Goal - Transcribe the material word for word, but without the images.

Saved data entries -
(begin)
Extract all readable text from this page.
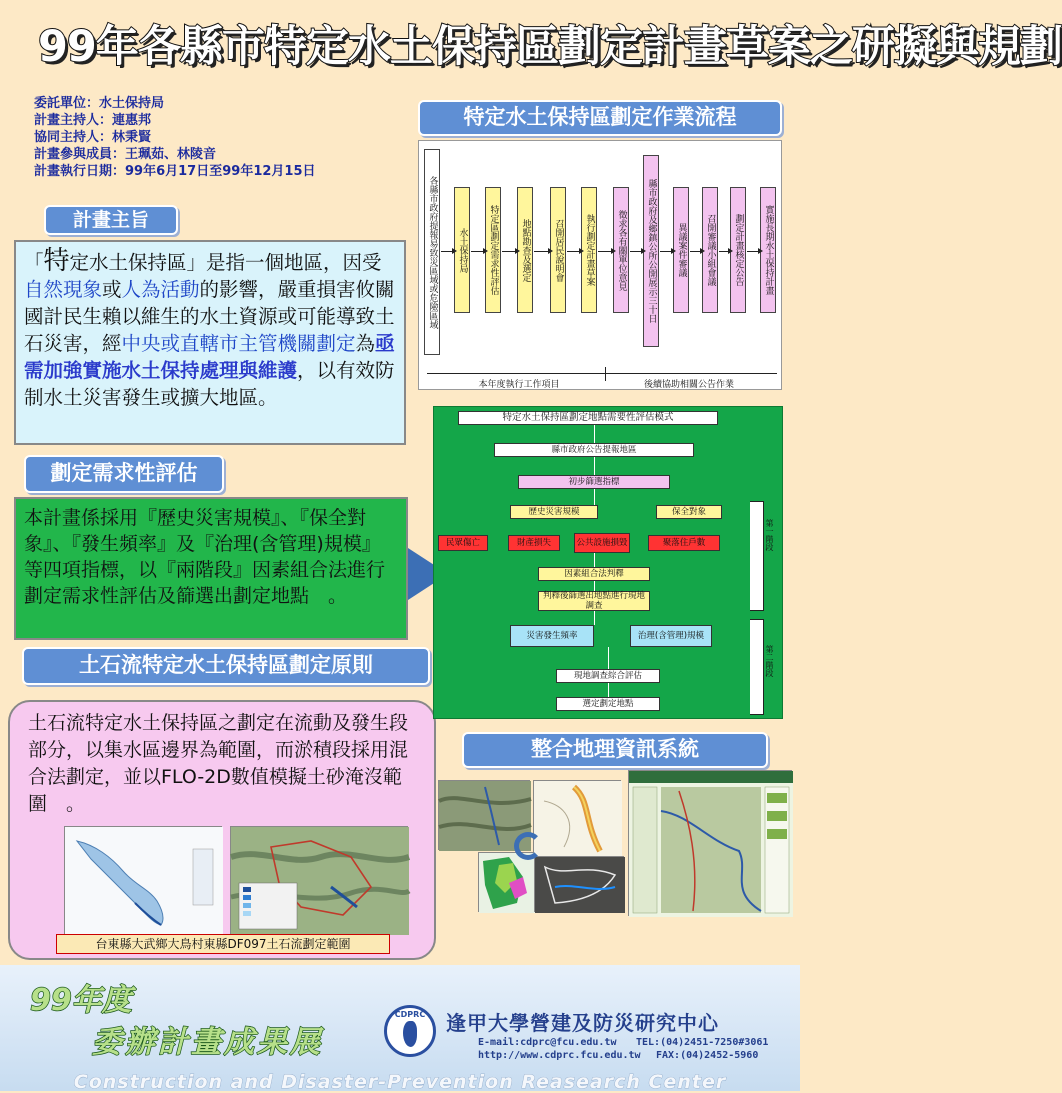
99年各縣市特定水土保持區劃定計畫草案之研擬與規劃
委託單位：水土保持局
計畫主持人：連惠邦
協同主持人：林秉賢
計畫參與成員：王珮茹、林陵音
計畫執行日期：99年6月17日至99年12月15日
計畫主旨
「特定水土保持區」是指一個地區，因受自然現象或人為活動的影響，嚴重損害攸關國計民生賴以維生的水土資源或可能導致土石災害，經中央或直轄市主管機關劃定為亟需加強實施水土保持處理與維護，以有效防制水土災害發生或擴大地區。
劃定需求性評估
本計畫係採用『歷史災害規模』、『保全對象』、『發生頻率』及『治理(含管理)規模』等四項指標，以『兩階段』因素組合法進行劃定需求性評估及篩選出劃定地點　。
土石流特定水土保持區劃定原則
土石流特定水土保持區之劃定在流動及發生段部分，以集水區邊界為範圍，而淤積段採用混合法劃定，並以FLO-2D數值模擬土砂淹沒範圍　。
台東縣大武鄉大鳥村東縣DF097土石流劃定範圍
特定水土保持區劃定作業流程
各縣市政府提報易致災區域或危險區域	水土保持局	特定區劃定需求性評估	地點勘查及選定	召開居民說明會	執行劃定計畫草案	徵求各有關單位意見	縣市政府及鄉鎮公所公開展示三十日	異議案件審議	召開審議小組會議	劃定計畫核定公告	實施長期水土保持計畫
本年度執行工作項目	後續協助相關公告作業
特定水土保持區劃定地點需要性評估模式
縣市政府公告提報地區
初步篩選指標
歷史災害規模	保全對象
民眾傷亡	財產損失	公共設施損毀	聚落住戶數
因素組合法判釋
判釋後篩選出地點進行現地調查
災害發生頻率	治理(含管理)規模
現地調查綜合評估
選定劃定地點
第一階段
第二階段
整合地理資訊系統
99年度
委辦計畫成果展
CDPRC	逢甲大學營建及防災研究中心
E-mail:cdprc@fcu.edu.tw TEL:(04)2451-7250#3061
http://www.cdprc.fcu.edu.tw FAX:(04)2452-5960
Construction and Disaster-Prevention Reasearch Center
(end)
Task answer -
Extract all readable text from this page.
99年各縣市特定水土保持區劃定計畫草案之研擬與規劃
委託單位：水土保持局
計畫主持人：連惠邦
協同主持人：林秉賢
計畫參與成員：王珮茹、林陵音
計畫執行日期：99年6月17日至99年12月15日
計畫主旨
「特定水土保持區」是指一個地區，因受自然現象或人為活動的影響，嚴重損害攸關國計民生賴以維生的水土資源或可能導致土石災害，經中央或直轄市主管機關劃定為亟需加強實施水土保持處理與維護，以有效防制水土災害發生或擴大地區。
劃定需求性評估
本計畫係採用『歷史災害規模』、『保全對象』、『發生頻率』及『治理(含管理)規模』等四項指標，以『兩階段』因素組合法進行劃定需求性評估及篩選出劃定地點　。
土石流特定水土保持區劃定原則
土石流特定水土保持區之劃定在流動及發生段部分，以集水區邊界為範圍，而淤積段採用混合法劃定，並以FLO-2D數值模擬土砂淹沒範圍　。
台東縣大武鄉大鳥村東縣DF097土石流劃定範圍
特定水土保持區劃定作業流程
各縣市政府提報易致災區域或危險區域	水土保持局	特定區劃定需求性評估	地點勘查及選定	召開居民說明會	執行劃定計畫草案	徵求各有關單位意見	縣市政府及鄉鎮公所公開展示三十日	異議案件審議	召開審議小組會議	劃定計畫核定公告	實施長期水土保持計畫
本年度執行工作項目	後續協助相關公告作業
特定水土保持區劃定地點需要性評估模式
縣市政府公告提報地區
初步篩選指標
歷史災害規模	保全對象
民眾傷亡	財產損失	公共設施損毀	聚落住戶數
因素組合法判釋
判釋後篩選出地點進行現地調查
災害發生頻率	治理(含管理)規模
現地調查綜合評估
選定劃定地點
第一階段
第二階段
整合地理資訊系統
99年度
委辦計畫成果展
CDPRC	逢甲大學營建及防災研究中心
E-mail:cdprc@fcu.edu.tw TEL:(04)2451-7250#3061
http://www.cdprc.fcu.edu.tw FAX:(04)2452-5960
Construction and Disaster-Prevention Reasearch Center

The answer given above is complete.